[Lines of data]
────────────────────
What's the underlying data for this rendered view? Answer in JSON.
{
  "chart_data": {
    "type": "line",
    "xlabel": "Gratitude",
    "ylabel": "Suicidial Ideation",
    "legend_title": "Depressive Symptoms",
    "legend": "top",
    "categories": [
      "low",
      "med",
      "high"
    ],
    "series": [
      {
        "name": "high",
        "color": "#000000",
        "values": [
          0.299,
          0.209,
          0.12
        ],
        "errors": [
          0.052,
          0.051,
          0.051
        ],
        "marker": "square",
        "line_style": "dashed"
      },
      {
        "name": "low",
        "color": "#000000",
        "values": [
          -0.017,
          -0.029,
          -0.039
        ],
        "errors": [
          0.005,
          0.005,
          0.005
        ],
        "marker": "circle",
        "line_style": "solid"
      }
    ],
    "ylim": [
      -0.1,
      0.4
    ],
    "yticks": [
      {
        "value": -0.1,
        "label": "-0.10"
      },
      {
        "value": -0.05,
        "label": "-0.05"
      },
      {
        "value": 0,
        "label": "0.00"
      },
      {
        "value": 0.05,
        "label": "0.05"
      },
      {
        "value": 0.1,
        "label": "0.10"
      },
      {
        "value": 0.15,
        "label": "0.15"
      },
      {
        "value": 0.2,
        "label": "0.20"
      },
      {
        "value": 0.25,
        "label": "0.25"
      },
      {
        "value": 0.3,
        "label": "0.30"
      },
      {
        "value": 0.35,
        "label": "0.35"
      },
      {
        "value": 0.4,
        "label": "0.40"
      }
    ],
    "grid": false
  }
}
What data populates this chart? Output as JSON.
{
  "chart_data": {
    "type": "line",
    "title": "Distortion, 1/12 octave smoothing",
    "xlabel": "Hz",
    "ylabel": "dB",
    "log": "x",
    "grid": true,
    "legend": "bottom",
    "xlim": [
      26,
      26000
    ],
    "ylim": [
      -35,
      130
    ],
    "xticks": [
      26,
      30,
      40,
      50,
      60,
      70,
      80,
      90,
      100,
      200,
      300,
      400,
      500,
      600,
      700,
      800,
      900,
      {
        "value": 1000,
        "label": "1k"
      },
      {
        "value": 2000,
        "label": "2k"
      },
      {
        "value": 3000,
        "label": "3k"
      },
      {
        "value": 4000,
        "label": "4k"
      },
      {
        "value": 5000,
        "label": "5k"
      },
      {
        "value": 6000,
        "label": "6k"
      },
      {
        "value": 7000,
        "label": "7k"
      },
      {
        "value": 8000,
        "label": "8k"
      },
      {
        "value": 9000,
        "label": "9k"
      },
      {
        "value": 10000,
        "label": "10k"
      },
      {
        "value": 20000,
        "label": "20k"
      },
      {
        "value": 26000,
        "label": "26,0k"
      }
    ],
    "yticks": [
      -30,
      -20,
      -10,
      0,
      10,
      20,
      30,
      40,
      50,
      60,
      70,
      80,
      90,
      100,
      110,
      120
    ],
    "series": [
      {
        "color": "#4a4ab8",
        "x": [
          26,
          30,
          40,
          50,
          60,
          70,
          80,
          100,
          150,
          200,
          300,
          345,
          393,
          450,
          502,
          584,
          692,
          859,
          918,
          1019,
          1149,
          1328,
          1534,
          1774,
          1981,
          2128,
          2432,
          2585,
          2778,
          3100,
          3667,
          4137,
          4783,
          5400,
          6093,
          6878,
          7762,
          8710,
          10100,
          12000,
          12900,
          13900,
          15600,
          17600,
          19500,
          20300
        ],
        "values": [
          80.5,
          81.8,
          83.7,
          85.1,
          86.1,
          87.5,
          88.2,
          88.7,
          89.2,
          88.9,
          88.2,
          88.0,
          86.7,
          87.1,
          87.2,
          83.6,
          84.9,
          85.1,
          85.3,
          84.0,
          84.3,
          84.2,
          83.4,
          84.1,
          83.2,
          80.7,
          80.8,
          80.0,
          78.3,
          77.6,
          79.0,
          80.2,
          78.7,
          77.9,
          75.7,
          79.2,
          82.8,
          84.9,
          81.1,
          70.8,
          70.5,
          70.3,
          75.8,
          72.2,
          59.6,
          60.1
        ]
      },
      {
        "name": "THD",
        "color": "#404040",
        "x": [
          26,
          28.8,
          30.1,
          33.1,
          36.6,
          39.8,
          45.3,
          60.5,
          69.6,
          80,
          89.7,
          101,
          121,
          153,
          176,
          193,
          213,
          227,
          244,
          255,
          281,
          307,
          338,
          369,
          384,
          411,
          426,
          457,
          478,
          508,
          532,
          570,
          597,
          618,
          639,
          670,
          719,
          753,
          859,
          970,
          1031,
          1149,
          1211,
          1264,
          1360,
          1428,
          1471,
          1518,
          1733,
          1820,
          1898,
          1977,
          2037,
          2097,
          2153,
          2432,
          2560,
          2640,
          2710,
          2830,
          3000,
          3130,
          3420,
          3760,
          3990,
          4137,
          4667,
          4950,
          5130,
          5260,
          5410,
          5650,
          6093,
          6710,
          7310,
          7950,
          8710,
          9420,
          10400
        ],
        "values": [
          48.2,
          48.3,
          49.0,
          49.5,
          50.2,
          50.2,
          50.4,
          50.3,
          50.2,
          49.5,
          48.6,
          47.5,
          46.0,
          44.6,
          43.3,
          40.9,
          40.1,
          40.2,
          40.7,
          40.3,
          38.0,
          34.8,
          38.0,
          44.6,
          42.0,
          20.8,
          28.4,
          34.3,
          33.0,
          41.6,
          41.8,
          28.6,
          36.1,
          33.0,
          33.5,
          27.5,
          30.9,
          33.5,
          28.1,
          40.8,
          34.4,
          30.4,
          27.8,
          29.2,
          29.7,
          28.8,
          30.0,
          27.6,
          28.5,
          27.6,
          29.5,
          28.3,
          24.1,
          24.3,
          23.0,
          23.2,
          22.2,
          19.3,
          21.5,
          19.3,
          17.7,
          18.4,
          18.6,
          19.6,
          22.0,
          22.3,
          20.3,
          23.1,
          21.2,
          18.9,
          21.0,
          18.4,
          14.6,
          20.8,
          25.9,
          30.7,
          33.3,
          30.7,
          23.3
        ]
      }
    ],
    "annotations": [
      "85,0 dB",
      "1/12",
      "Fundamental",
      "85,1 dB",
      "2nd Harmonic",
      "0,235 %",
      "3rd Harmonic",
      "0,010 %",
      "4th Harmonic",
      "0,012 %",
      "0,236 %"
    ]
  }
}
────────────────────
Objective
Count every line in the listing above that holds "this", then report only the count.

Answer for the task
2